PROMPT | Gather from the material every line that contains the string "Google".

□ □ □ □ □ □ □

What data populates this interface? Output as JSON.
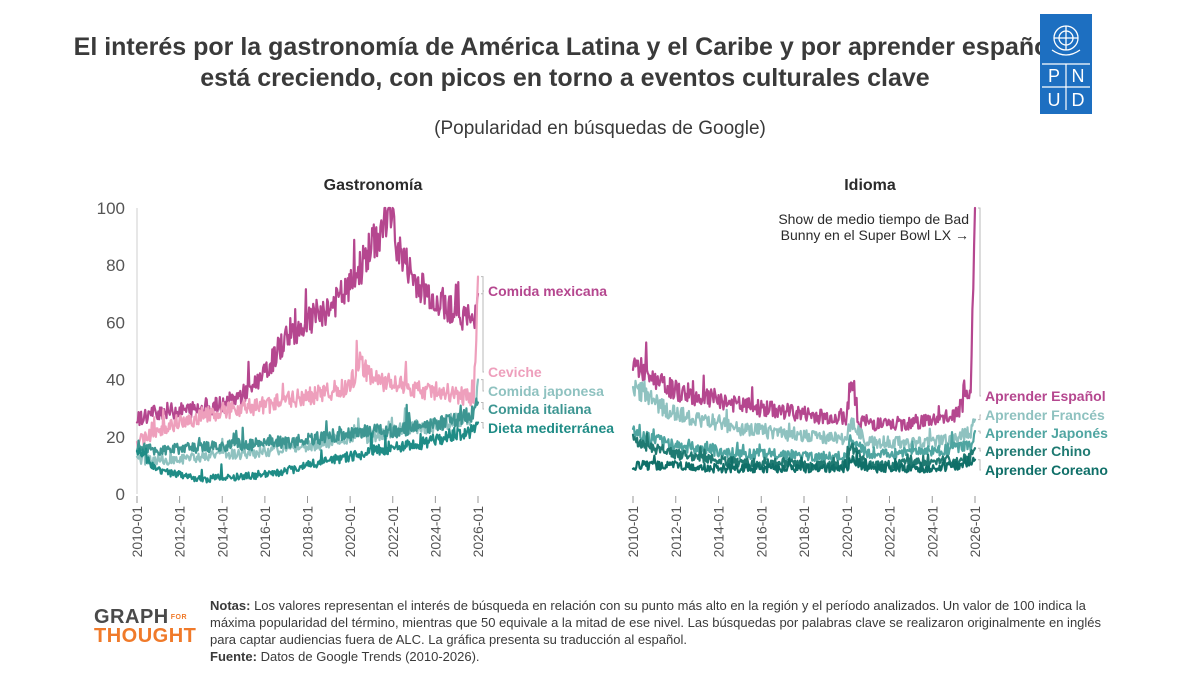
{
  "title": "El interés por la gastronomía de América Latina y el Caribe y por aprender español está creciendo, con picos en torno a eventos culturales clave",
  "subtitle": "(Popularidad en búsquedas de Google)",
  "logo": {
    "letters": [
      "P",
      "N",
      "U",
      "D"
    ],
    "color": "#1d6fc1"
  },
  "footer": {
    "brand_top": "GRAPH",
    "brand_for": "FOR",
    "brand_bottom": "THOUGHT",
    "notes_label": "Notas:",
    "notes_text": "Los valores representan el interés de búsqueda en relación con su punto más alto en la región y el período analizados. Un valor de 100 indica la máxima popularidad del término, mientras que 50 equivale a la mitad de ese nivel. Las búsquedas por palabras clave se realizaron originalmente en inglés para captar audiencias fuera de ALC. La gráfica presenta su traducción al español.",
    "source_label": "Fuente:",
    "source_text": "Datos de Google Trends (2010-2026)."
  },
  "chart_data": [
    {
      "type": "line",
      "title": "Gastronomía",
      "x_ticks": [
        "2010-01",
        "2012-01",
        "2014-01",
        "2016-01",
        "2018-01",
        "2020-01",
        "2022-01",
        "2024-01",
        "2026-01"
      ],
      "ylim": [
        0,
        100
      ],
      "y_ticks": [
        0,
        20,
        40,
        60,
        80,
        100
      ],
      "grid": false,
      "series": [
        {
          "name": "Comida mexicana",
          "color": "#b5478f",
          "points": [
            [
              2010,
              26
            ],
            [
              2011,
              29
            ],
            [
              2012,
              29
            ],
            [
              2013,
              30
            ],
            [
              2014,
              31
            ],
            [
              2015,
              35
            ],
            [
              2016,
              42
            ],
            [
              2017,
              55
            ],
            [
              2018,
              60
            ],
            [
              2019,
              65
            ],
            [
              2020,
              72
            ],
            [
              2020.8,
              84
            ],
            [
              2021.5,
              92
            ],
            [
              2021.8,
              100
            ],
            [
              2022.3,
              85
            ],
            [
              2023,
              75
            ],
            [
              2024,
              68
            ],
            [
              2025,
              64
            ],
            [
              2025.8,
              60
            ],
            [
              2026,
              70
            ]
          ]
        },
        {
          "name": "Ceviche",
          "color": "#ee9fbc",
          "points": [
            [
              2010,
              18
            ],
            [
              2011,
              22
            ],
            [
              2012,
              25
            ],
            [
              2013,
              27
            ],
            [
              2014,
              29
            ],
            [
              2015,
              30
            ],
            [
              2016,
              31
            ],
            [
              2017,
              33
            ],
            [
              2018,
              34
            ],
            [
              2019,
              36
            ],
            [
              2020,
              38
            ],
            [
              2020.5,
              47
            ],
            [
              2021,
              40
            ],
            [
              2022,
              38
            ],
            [
              2023,
              37
            ],
            [
              2024,
              36
            ],
            [
              2025,
              35
            ],
            [
              2025.8,
              33
            ],
            [
              2026,
              76
            ]
          ]
        },
        {
          "name": "Comida japonesa",
          "color": "#8fc2c0",
          "points": [
            [
              2010,
              12
            ],
            [
              2011,
              12
            ],
            [
              2012,
              12
            ],
            [
              2013,
              13
            ],
            [
              2014,
              14
            ],
            [
              2015,
              14
            ],
            [
              2016,
              15
            ],
            [
              2017,
              16
            ],
            [
              2018,
              17
            ],
            [
              2019,
              18
            ],
            [
              2020,
              20
            ],
            [
              2021,
              20
            ],
            [
              2022,
              22
            ],
            [
              2023,
              23
            ],
            [
              2024,
              24
            ],
            [
              2025,
              26
            ],
            [
              2025.8,
              27
            ],
            [
              2026,
              40
            ]
          ]
        },
        {
          "name": "Comida italiana",
          "color": "#3d9692",
          "points": [
            [
              2010,
              17
            ],
            [
              2011,
              15
            ],
            [
              2012,
              16
            ],
            [
              2013,
              16
            ],
            [
              2014,
              17
            ],
            [
              2015,
              17
            ],
            [
              2016,
              18
            ],
            [
              2017,
              18
            ],
            [
              2018,
              19
            ],
            [
              2019,
              20
            ],
            [
              2020,
              21
            ],
            [
              2021,
              22
            ],
            [
              2022,
              22
            ],
            [
              2023,
              23
            ],
            [
              2024,
              24
            ],
            [
              2025,
              26
            ],
            [
              2025.8,
              28
            ],
            [
              2026,
              32
            ]
          ]
        },
        {
          "name": "Dieta mediterránea",
          "color": "#1f8c86",
          "points": [
            [
              2010,
              16
            ],
            [
              2011,
              8
            ],
            [
              2012,
              7
            ],
            [
              2013,
              5
            ],
            [
              2014,
              6
            ],
            [
              2015,
              6
            ],
            [
              2016,
              7
            ],
            [
              2017,
              8
            ],
            [
              2018,
              10
            ],
            [
              2019,
              12
            ],
            [
              2020,
              13
            ],
            [
              2021,
              15
            ],
            [
              2022,
              16
            ],
            [
              2023,
              17
            ],
            [
              2024,
              19
            ],
            [
              2025,
              21
            ],
            [
              2025.8,
              22
            ],
            [
              2026,
              25
            ]
          ]
        }
      ]
    },
    {
      "type": "line",
      "title": "Idioma",
      "x_ticks": [
        "2010-01",
        "2012-01",
        "2014-01",
        "2016-01",
        "2018-01",
        "2020-01",
        "2022-01",
        "2024-01",
        "2026-01"
      ],
      "ylim": [
        0,
        100
      ],
      "grid": false,
      "annotation": "Show de medio tiempo de Bad Bunny en el Super Bowl LX →",
      "annotation_lines": [
        "Show de medio tiempo de Bad",
        "Bunny en el Super Bowl LX →"
      ],
      "series": [
        {
          "name": "Aprender Español",
          "color": "#b5478f",
          "points": [
            [
              2010,
              46
            ],
            [
              2011,
              40
            ],
            [
              2012,
              36
            ],
            [
              2013,
              34
            ],
            [
              2014,
              33
            ],
            [
              2015,
              31
            ],
            [
              2016,
              30
            ],
            [
              2017,
              29
            ],
            [
              2018,
              28
            ],
            [
              2019,
              27
            ],
            [
              2020,
              27
            ],
            [
              2020.2,
              42
            ],
            [
              2020.5,
              26
            ],
            [
              2021,
              25
            ],
            [
              2022,
              24
            ],
            [
              2023,
              25
            ],
            [
              2024,
              26
            ],
            [
              2025,
              27
            ],
            [
              2025.8,
              35
            ],
            [
              2026,
              100
            ]
          ]
        },
        {
          "name": "Aprender Francés",
          "color": "#8fc2c0",
          "points": [
            [
              2010,
              38
            ],
            [
              2011,
              32
            ],
            [
              2012,
              28
            ],
            [
              2013,
              26
            ],
            [
              2014,
              25
            ],
            [
              2015,
              23
            ],
            [
              2016,
              22
            ],
            [
              2017,
              21
            ],
            [
              2018,
              20
            ],
            [
              2019,
              20
            ],
            [
              2020,
              19
            ],
            [
              2020.2,
              25
            ],
            [
              2021,
              18
            ],
            [
              2022,
              18
            ],
            [
              2023,
              18
            ],
            [
              2024,
              18
            ],
            [
              2025,
              19
            ],
            [
              2025.8,
              22
            ],
            [
              2026,
              26
            ]
          ]
        },
        {
          "name": "Aprender Japonés",
          "color": "#4fa5a1",
          "points": [
            [
              2010,
              22
            ],
            [
              2011,
              19
            ],
            [
              2012,
              17
            ],
            [
              2013,
              16
            ],
            [
              2014,
              15
            ],
            [
              2015,
              14
            ],
            [
              2016,
              14
            ],
            [
              2017,
              14
            ],
            [
              2018,
              13
            ],
            [
              2019,
              13
            ],
            [
              2020,
              13
            ],
            [
              2020.2,
              20
            ],
            [
              2021,
              14
            ],
            [
              2022,
              14
            ],
            [
              2023,
              15
            ],
            [
              2024,
              15
            ],
            [
              2025,
              16
            ],
            [
              2025.8,
              17
            ],
            [
              2026,
              22
            ]
          ]
        },
        {
          "name": "Aprender Chino",
          "color": "#1f7a72",
          "points": [
            [
              2010,
              19
            ],
            [
              2011,
              16
            ],
            [
              2012,
              14
            ],
            [
              2013,
              13
            ],
            [
              2014,
              12
            ],
            [
              2015,
              11
            ],
            [
              2016,
              11
            ],
            [
              2017,
              11
            ],
            [
              2018,
              10
            ],
            [
              2019,
              10
            ],
            [
              2020,
              10
            ],
            [
              2020.2,
              17
            ],
            [
              2021,
              10
            ],
            [
              2022,
              10
            ],
            [
              2023,
              11
            ],
            [
              2024,
              11
            ],
            [
              2025,
              12
            ],
            [
              2025.8,
              13
            ],
            [
              2026,
              16
            ]
          ]
        },
        {
          "name": "Aprender Coreano",
          "color": "#0f6f68",
          "points": [
            [
              2010,
              10
            ],
            [
              2011,
              10
            ],
            [
              2012,
              10
            ],
            [
              2013,
              9
            ],
            [
              2014,
              9
            ],
            [
              2015,
              9
            ],
            [
              2016,
              9
            ],
            [
              2017,
              9
            ],
            [
              2018,
              9
            ],
            [
              2019,
              9
            ],
            [
              2020,
              9
            ],
            [
              2020.2,
              12
            ],
            [
              2021,
              9
            ],
            [
              2022,
              9
            ],
            [
              2023,
              9
            ],
            [
              2024,
              9
            ],
            [
              2025,
              10
            ],
            [
              2025.8,
              10
            ],
            [
              2026,
              12
            ]
          ]
        }
      ]
    }
  ]
}
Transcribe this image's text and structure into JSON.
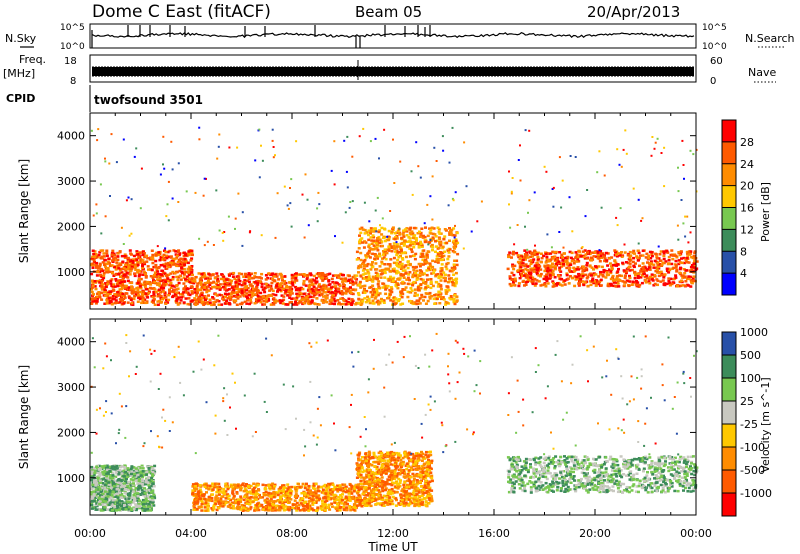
{
  "header": {
    "station": "Dome C East (fitACF)",
    "beam": "Beam 05",
    "date": "20/Apr/2013"
  },
  "top_panels": {
    "nsky_label": "N.Sky",
    "nsearch_label": "N.Search",
    "freq_label_1": "Freq.",
    "freq_label_2": "[MHz]",
    "nave_label": "Nave",
    "cpid_label": "CPID",
    "cpid_value": "twofsound 3501",
    "noise_ticks_left": [
      "10^5",
      "10^0"
    ],
    "noise_ticks_right": [
      "10^5",
      "10^0"
    ],
    "freq_ticks": [
      "18",
      "8"
    ],
    "nave_ticks": [
      "60",
      "0"
    ]
  },
  "colors": {
    "power_scale": [
      "#0000ff",
      "#2850a8",
      "#3c8c5a",
      "#78c850",
      "#ffc800",
      "#ff8c00",
      "#ff5a00",
      "#ff0000"
    ],
    "velocity_scale": [
      "#ff0000",
      "#ff5a00",
      "#ff8c00",
      "#ffc800",
      "#c8c8c0",
      "#78c850",
      "#3c8c5a",
      "#2850a8"
    ]
  },
  "chart_data": [
    {
      "type": "heatmap",
      "name": "power",
      "xlabel": "",
      "ylabel": "Slant Range [km]",
      "x_ticks": [
        "00:00",
        "04:00",
        "08:00",
        "12:00",
        "16:00",
        "20:00",
        "00:00"
      ],
      "xlim_hours": [
        0,
        24
      ],
      "y_ticks": [
        "1000",
        "2000",
        "3000",
        "4000"
      ],
      "ylim_km": [
        180,
        4500
      ],
      "colorbar_label": "Power [dB]",
      "colorbar_ticks": [
        "4",
        "8",
        "12",
        "16",
        "20",
        "24",
        "28"
      ],
      "regions": [
        {
          "start_h": 0.0,
          "end_h": 4.0,
          "range_low_km": 300,
          "range_high_km": 1500,
          "dominant": "28"
        },
        {
          "start_h": 4.0,
          "end_h": 10.5,
          "range_low_km": 300,
          "range_high_km": 1000,
          "dominant": "28"
        },
        {
          "start_h": 10.5,
          "end_h": 14.5,
          "range_low_km": 300,
          "range_high_km": 2000,
          "dominant": "24"
        },
        {
          "start_h": 16.5,
          "end_h": 24.0,
          "range_low_km": 700,
          "range_high_km": 1500,
          "dominant": "28"
        }
      ]
    },
    {
      "type": "heatmap",
      "name": "velocity",
      "xlabel": "Time UT",
      "ylabel": "Slant Range [km]",
      "x_ticks": [
        "00:00",
        "04:00",
        "08:00",
        "12:00",
        "16:00",
        "20:00",
        "00:00"
      ],
      "xlim_hours": [
        0,
        24
      ],
      "y_ticks": [
        "1000",
        "2000",
        "3000",
        "4000"
      ],
      "ylim_km": [
        180,
        4500
      ],
      "colorbar_label": "Velocity [m s^-1]",
      "colorbar_ticks": [
        "-1000",
        "-500",
        "-100",
        "-25",
        "25",
        "100",
        "500",
        "1000"
      ],
      "regions": [
        {
          "start_h": 0.0,
          "end_h": 2.5,
          "range_low_km": 300,
          "range_high_km": 1300,
          "dominant": "100"
        },
        {
          "start_h": 4.0,
          "end_h": 10.5,
          "range_low_km": 300,
          "range_high_km": 900,
          "dominant": "-100"
        },
        {
          "start_h": 10.5,
          "end_h": 13.5,
          "range_low_km": 400,
          "range_high_km": 1600,
          "dominant": "-100"
        },
        {
          "start_h": 16.5,
          "end_h": 24.0,
          "range_low_km": 700,
          "range_high_km": 1500,
          "dominant": "100"
        }
      ]
    }
  ]
}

□ □ □ □ □ □ □

TASK RESULT |
  "subtitle": "(Popularidad en búsquedas de Google)",
    "source_text": "Datos de Google Trends (2010-2026)."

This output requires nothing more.